:: DATA FOR THE TASK

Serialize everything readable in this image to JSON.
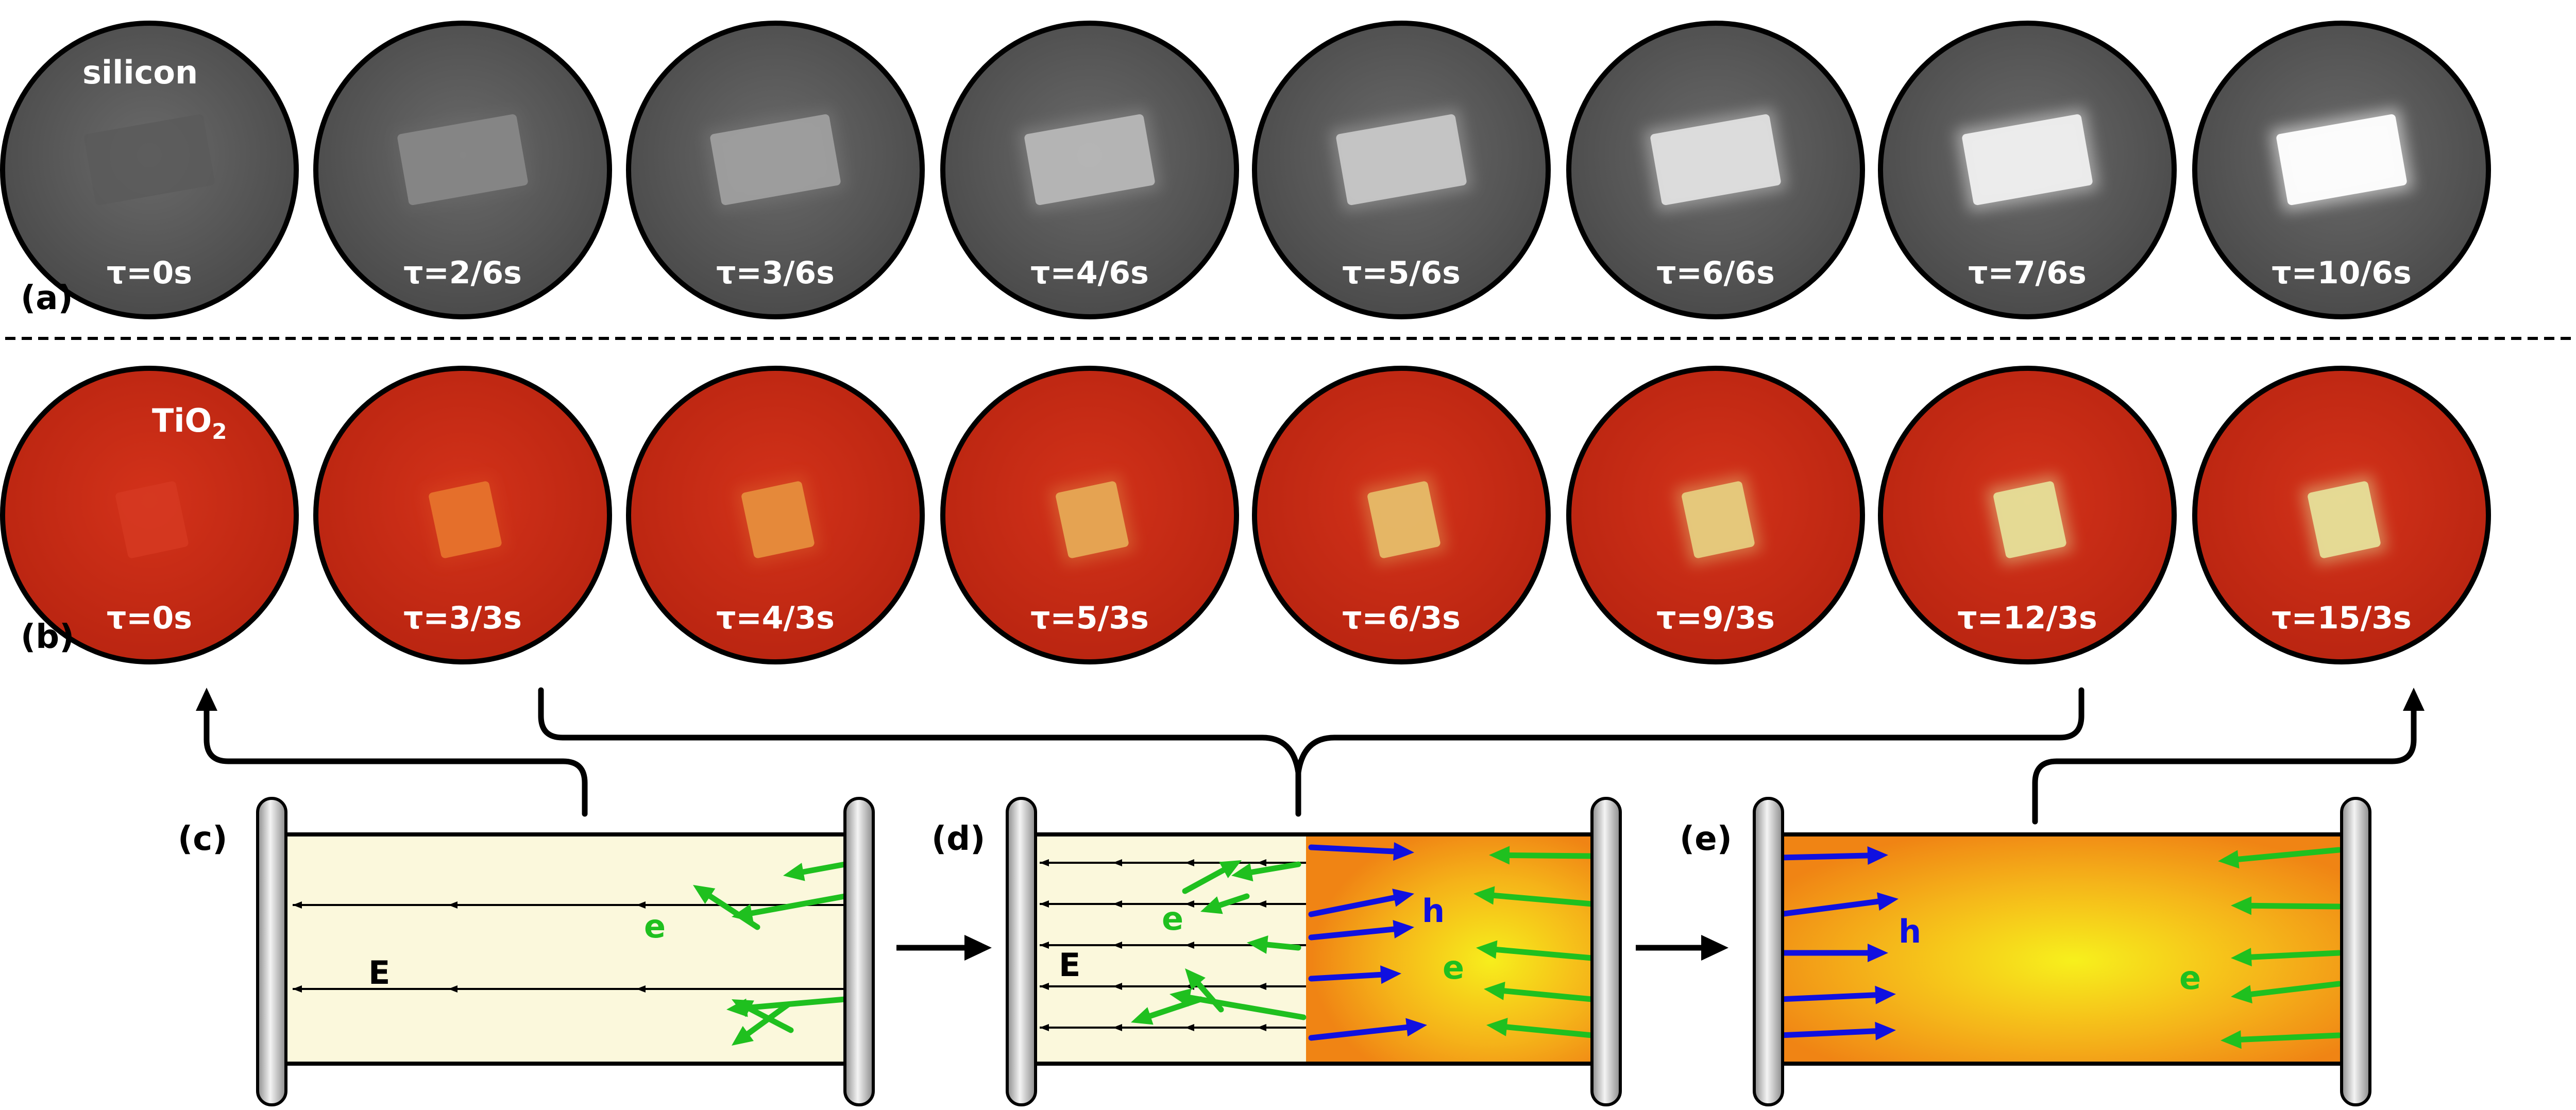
{
  "row_a": {
    "panel_label": "(a)",
    "material": "silicon",
    "frames": [
      "τ=0s",
      "τ=2/6s",
      "τ=3/6s",
      "τ=4/6s",
      "τ=5/6s",
      "τ=6/6s",
      "τ=7/6s",
      "τ=10/6s"
    ],
    "brightness": [
      0.0,
      0.25,
      0.4,
      0.55,
      0.65,
      0.8,
      0.9,
      1.0
    ]
  },
  "row_b": {
    "panel_label": "(b)",
    "material_base": "TiO",
    "material_sub": "2",
    "frames": [
      "τ=0s",
      "τ=3/3s",
      "τ=4/3s",
      "τ=5/3s",
      "τ=6/3s",
      "τ=9/3s",
      "τ=12/3s",
      "τ=15/3s"
    ],
    "brightness": [
      0.0,
      0.3,
      0.45,
      0.6,
      0.7,
      0.8,
      0.9,
      0.9
    ]
  },
  "diagrams": {
    "c": {
      "label": "(c)",
      "field": "E",
      "electron": "e"
    },
    "d": {
      "label": "(d)",
      "field": "E",
      "electron": "e",
      "hole": "h",
      "electron2": "e"
    },
    "e": {
      "label": "(e)",
      "hole": "h",
      "electron": "e"
    }
  },
  "colors": {
    "circle_gray": "#5e5e5e",
    "circle_red": "#c92b14",
    "cream": "#fbf8dc",
    "plasma_outer": "#f28c16",
    "plasma_inner": "#f5ec18",
    "electron_green": "#1fc01f",
    "hole_blue": "#1010e0"
  }
}
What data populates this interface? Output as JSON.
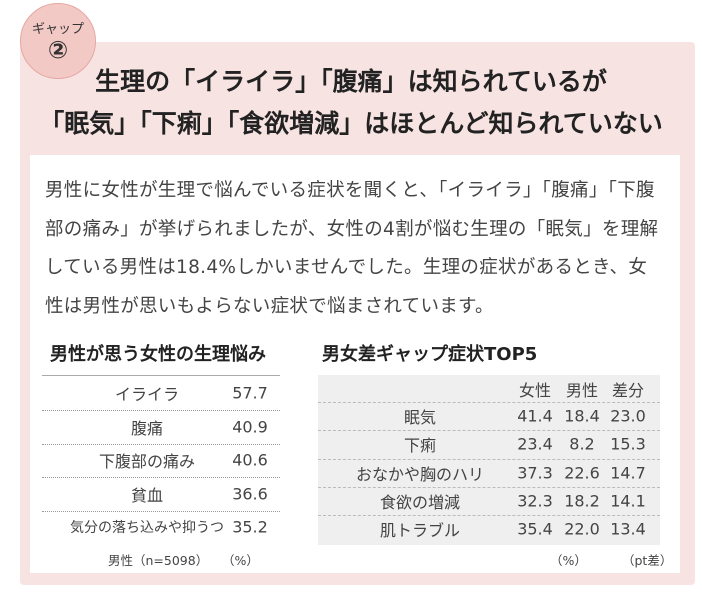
{
  "badge": {
    "label": "ギャップ",
    "number": "②"
  },
  "title": {
    "line1": "生理の「イライラ」「腹痛」は知られているが",
    "line2": "「眠気」「下痢」「食欲増減」はほとんど知られていない"
  },
  "body": [
    "男性に女性が生理で悩んでいる症状を聞くと、「イライラ」「腹痛」「下腹",
    "部の痛み」が挙げられましたが、女性の4割が悩む生理の「眠気」を理解",
    "している男性は18.4%しかいませんでした。生理の症状があるとき、女",
    "性は男性が思いもよらない症状で悩まされています。"
  ],
  "left_table": {
    "title": "男性が思う女性の生理悩み",
    "rows": [
      [
        "イライラ",
        "57.7"
      ],
      [
        "腹痛",
        "40.9"
      ],
      [
        "下腹部の痛み",
        "40.6"
      ],
      [
        "貧血",
        "36.6"
      ],
      [
        "気分の落ち込みや抑うつ",
        "35.2"
      ]
    ],
    "note": "男性（n=5098）",
    "unit": "（%）"
  },
  "right_table": {
    "title": "男女差ギャップ症状TOP5",
    "header": [
      "女性",
      "男性",
      "差分"
    ],
    "rows": [
      [
        "眠気",
        "41.4",
        "18.4",
        "23.0"
      ],
      [
        "下痢",
        "23.4",
        "8.2",
        "15.3"
      ],
      [
        "おなかや胸のハリ",
        "37.3",
        "22.6",
        "14.7"
      ],
      [
        "食欲の増減",
        "32.3",
        "18.2",
        "14.1"
      ],
      [
        "肌トラブル",
        "35.4",
        "22.0",
        "13.4"
      ]
    ],
    "unit": "（%）",
    "unit2": "（pt差）"
  }
}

::::

▶ [REQUIRED TASK]: Quote the material in full and exactly; do not carry over its pictures.

▶ [FULL RESPONSE]:
Serialize everything readable in this image to JSON.
{
  "row_a": {
    "panel_label": "(a)",
    "material": "silicon",
    "frames": [
      "τ=0s",
      "τ=2/6s",
      "τ=3/6s",
      "τ=4/6s",
      "τ=5/6s",
      "τ=6/6s",
      "τ=7/6s",
      "τ=10/6s"
    ],
    "brightness": [
      0.0,
      0.25,
      0.4,
      0.55,
      0.65,
      0.8,
      0.9,
      1.0
    ]
  },
  "row_b": {
    "panel_label": "(b)",
    "material_base": "TiO",
    "material_sub": "2",
    "frames": [
      "τ=0s",
      "τ=3/3s",
      "τ=4/3s",
      "τ=5/3s",
      "τ=6/3s",
      "τ=9/3s",
      "τ=12/3s",
      "τ=15/3s"
    ],
    "brightness": [
      0.0,
      0.3,
      0.45,
      0.6,
      0.7,
      0.8,
      0.9,
      0.9
    ]
  },
  "diagrams": {
    "c": {
      "label": "(c)",
      "field": "E",
      "electron": "e"
    },
    "d": {
      "label": "(d)",
      "field": "E",
      "electron": "e",
      "hole": "h",
      "electron2": "e"
    },
    "e": {
      "label": "(e)",
      "hole": "h",
      "electron": "e"
    }
  },
  "colors": {
    "circle_gray": "#5e5e5e",
    "circle_red": "#c92b14",
    "cream": "#fbf8dc",
    "plasma_outer": "#f28c16",
    "plasma_inner": "#f5ec18",
    "electron_green": "#1fc01f",
    "hole_blue": "#1010e0"
  }
}
What data populates this interface? Output as JSON.
{
  "badge": {
    "label": "ギャップ",
    "number": "②"
  },
  "title": {
    "line1": "生理の「イライラ」「腹痛」は知られているが",
    "line2": "「眠気」「下痢」「食欲増減」はほとんど知られていない"
  },
  "body": [
    "男性に女性が生理で悩んでいる症状を聞くと、「イライラ」「腹痛」「下腹",
    "部の痛み」が挙げられましたが、女性の4割が悩む生理の「眠気」を理解",
    "している男性は18.4%しかいませんでした。生理の症状があるとき、女",
    "性は男性が思いもよらない症状で悩まされています。"
  ],
  "left_table": {
    "title": "男性が思う女性の生理悩み",
    "rows": [
      [
        "イライラ",
        "57.7"
      ],
      [
        "腹痛",
        "40.9"
      ],
      [
        "下腹部の痛み",
        "40.6"
      ],
      [
        "貧血",
        "36.6"
      ],
      [
        "気分の落ち込みや抑うつ",
        "35.2"
      ]
    ],
    "note": "男性（n=5098）",
    "unit": "（%）"
  },
  "right_table": {
    "title": "男女差ギャップ症状TOP5",
    "header": [
      "女性",
      "男性",
      "差分"
    ],
    "rows": [
      [
        "眠気",
        "41.4",
        "18.4",
        "23.0"
      ],
      [
        "下痢",
        "23.4",
        "8.2",
        "15.3"
      ],
      [
        "おなかや胸のハリ",
        "37.3",
        "22.6",
        "14.7"
      ],
      [
        "食欲の増減",
        "32.3",
        "18.2",
        "14.1"
      ],
      [
        "肌トラブル",
        "35.4",
        "22.0",
        "13.4"
      ]
    ],
    "unit": "（%）",
    "unit2": "（pt差）"
  }
}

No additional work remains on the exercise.